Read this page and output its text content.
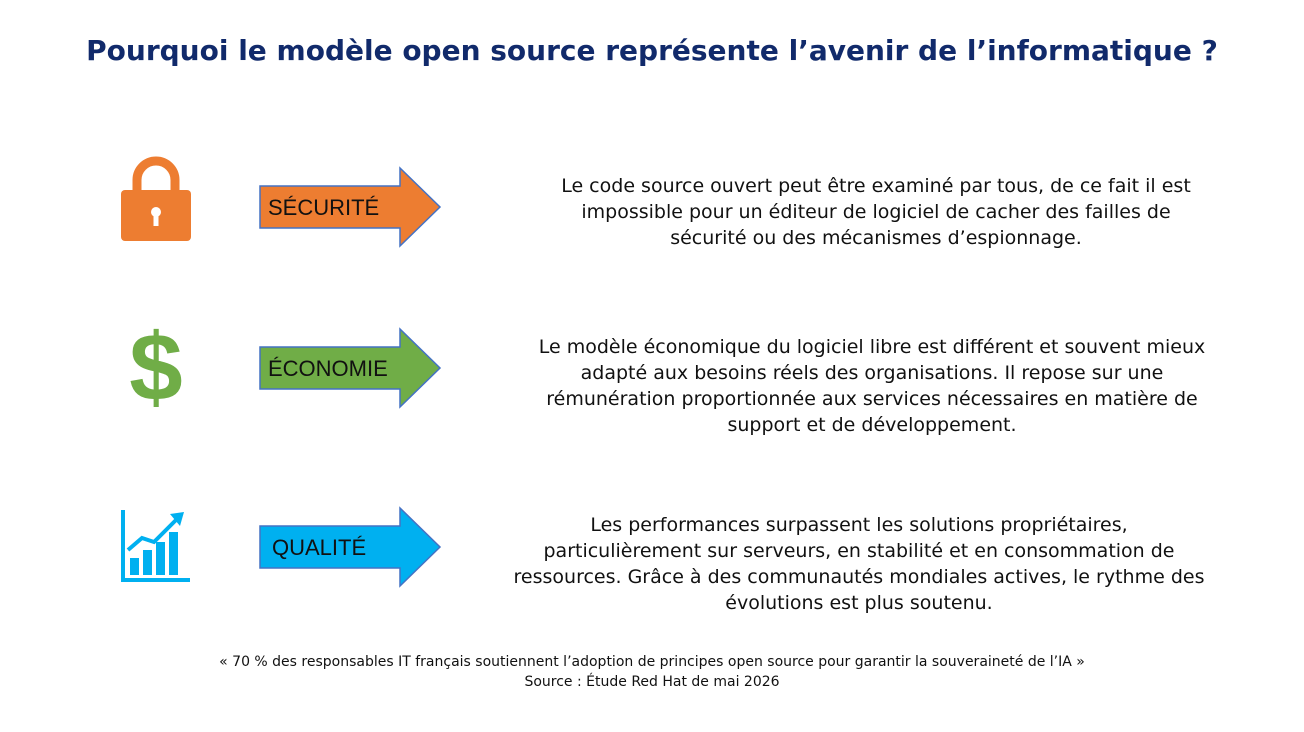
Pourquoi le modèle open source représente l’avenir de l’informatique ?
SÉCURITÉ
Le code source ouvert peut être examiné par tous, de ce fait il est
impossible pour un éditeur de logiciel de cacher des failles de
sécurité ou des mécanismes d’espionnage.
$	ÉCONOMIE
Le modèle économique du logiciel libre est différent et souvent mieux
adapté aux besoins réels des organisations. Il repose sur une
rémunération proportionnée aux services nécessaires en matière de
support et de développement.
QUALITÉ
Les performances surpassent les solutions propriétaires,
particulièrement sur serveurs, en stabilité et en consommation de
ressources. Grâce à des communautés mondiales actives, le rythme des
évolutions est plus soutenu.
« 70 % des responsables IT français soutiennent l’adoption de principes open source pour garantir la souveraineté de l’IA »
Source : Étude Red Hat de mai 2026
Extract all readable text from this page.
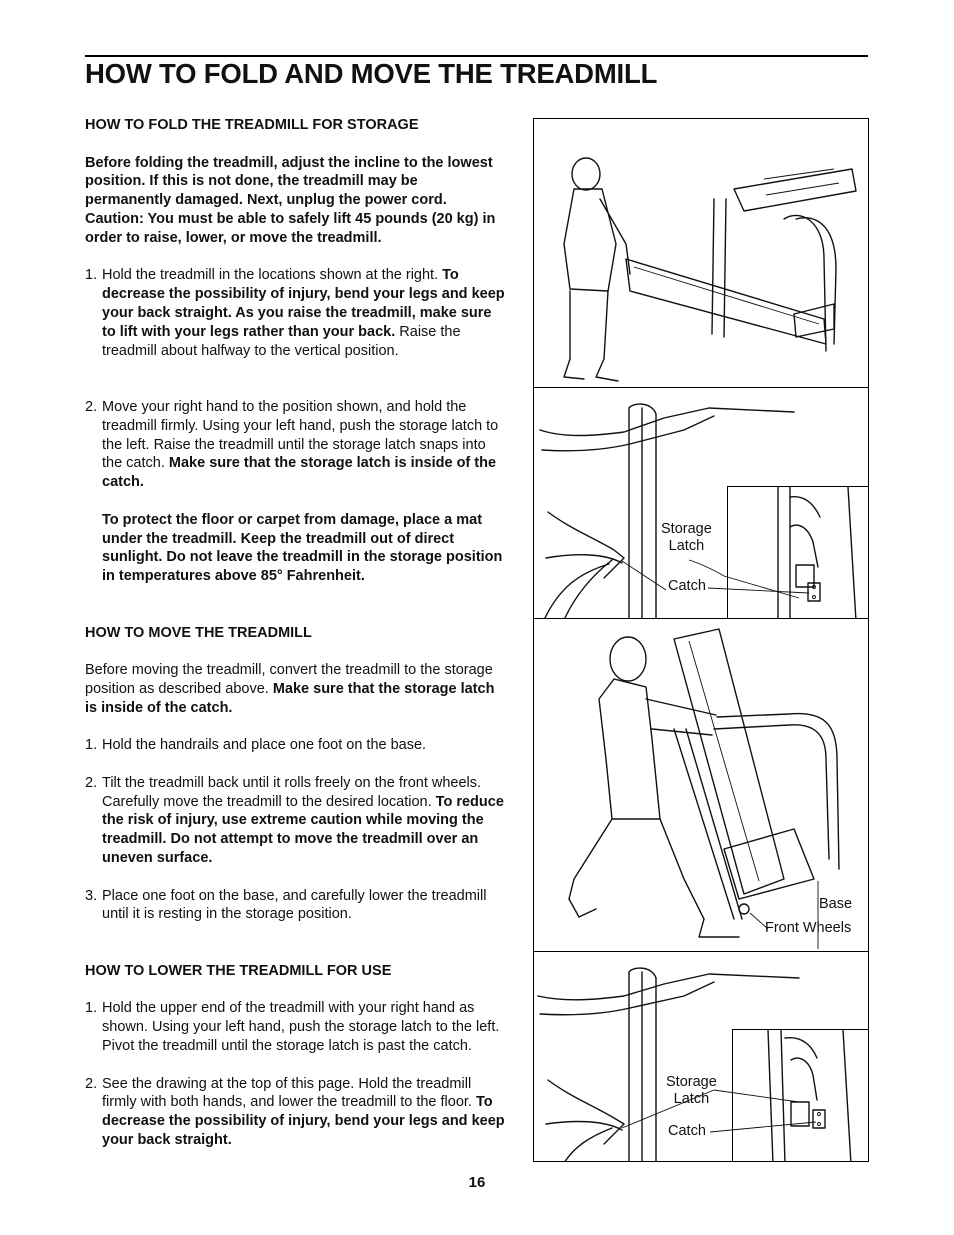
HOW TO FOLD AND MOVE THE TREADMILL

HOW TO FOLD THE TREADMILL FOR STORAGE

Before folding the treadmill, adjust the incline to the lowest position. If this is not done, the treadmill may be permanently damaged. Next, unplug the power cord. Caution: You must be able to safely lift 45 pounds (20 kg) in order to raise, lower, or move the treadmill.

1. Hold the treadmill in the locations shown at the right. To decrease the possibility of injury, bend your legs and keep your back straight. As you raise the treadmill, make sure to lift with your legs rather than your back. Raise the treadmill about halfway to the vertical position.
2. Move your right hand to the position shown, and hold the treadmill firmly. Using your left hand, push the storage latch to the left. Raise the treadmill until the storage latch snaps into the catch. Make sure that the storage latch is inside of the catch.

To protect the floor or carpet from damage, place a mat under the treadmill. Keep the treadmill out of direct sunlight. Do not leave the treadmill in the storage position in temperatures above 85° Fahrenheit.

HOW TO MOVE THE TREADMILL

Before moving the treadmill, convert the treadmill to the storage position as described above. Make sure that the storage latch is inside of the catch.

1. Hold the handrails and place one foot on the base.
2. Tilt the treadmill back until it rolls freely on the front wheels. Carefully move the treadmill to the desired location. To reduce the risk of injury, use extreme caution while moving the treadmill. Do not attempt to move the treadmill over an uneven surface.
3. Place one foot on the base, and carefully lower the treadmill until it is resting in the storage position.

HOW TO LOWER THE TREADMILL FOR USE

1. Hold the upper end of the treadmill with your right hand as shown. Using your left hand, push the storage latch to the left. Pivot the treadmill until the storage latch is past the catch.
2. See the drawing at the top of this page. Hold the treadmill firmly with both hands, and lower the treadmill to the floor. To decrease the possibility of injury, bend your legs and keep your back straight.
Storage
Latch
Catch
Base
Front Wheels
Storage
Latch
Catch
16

———

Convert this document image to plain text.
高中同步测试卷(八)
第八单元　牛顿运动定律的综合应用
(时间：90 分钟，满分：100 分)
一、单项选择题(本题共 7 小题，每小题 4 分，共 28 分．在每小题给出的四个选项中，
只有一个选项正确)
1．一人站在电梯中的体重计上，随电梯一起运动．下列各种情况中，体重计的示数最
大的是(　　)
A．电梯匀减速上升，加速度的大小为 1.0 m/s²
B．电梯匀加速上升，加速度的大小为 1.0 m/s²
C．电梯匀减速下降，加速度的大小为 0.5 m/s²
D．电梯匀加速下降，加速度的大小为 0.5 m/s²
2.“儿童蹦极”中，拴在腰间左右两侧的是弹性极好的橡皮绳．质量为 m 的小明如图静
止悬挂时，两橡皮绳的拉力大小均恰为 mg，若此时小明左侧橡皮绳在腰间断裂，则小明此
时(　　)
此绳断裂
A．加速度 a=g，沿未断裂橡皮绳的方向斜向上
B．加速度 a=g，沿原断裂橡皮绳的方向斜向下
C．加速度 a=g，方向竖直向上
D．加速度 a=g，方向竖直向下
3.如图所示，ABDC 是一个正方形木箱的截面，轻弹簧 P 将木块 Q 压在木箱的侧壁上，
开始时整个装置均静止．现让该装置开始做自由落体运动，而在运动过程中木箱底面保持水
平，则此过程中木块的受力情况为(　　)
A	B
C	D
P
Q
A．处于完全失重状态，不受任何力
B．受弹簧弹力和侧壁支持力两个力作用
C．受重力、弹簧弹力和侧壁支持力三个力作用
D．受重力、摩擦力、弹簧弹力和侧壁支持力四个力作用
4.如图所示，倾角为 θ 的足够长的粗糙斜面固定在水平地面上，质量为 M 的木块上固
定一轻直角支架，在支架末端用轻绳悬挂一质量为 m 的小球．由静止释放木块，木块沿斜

———

- [What is required] Of the lines in the material, how many contain the word "inside"? Reply with the number and nothing else.

- [Solved exercise] 2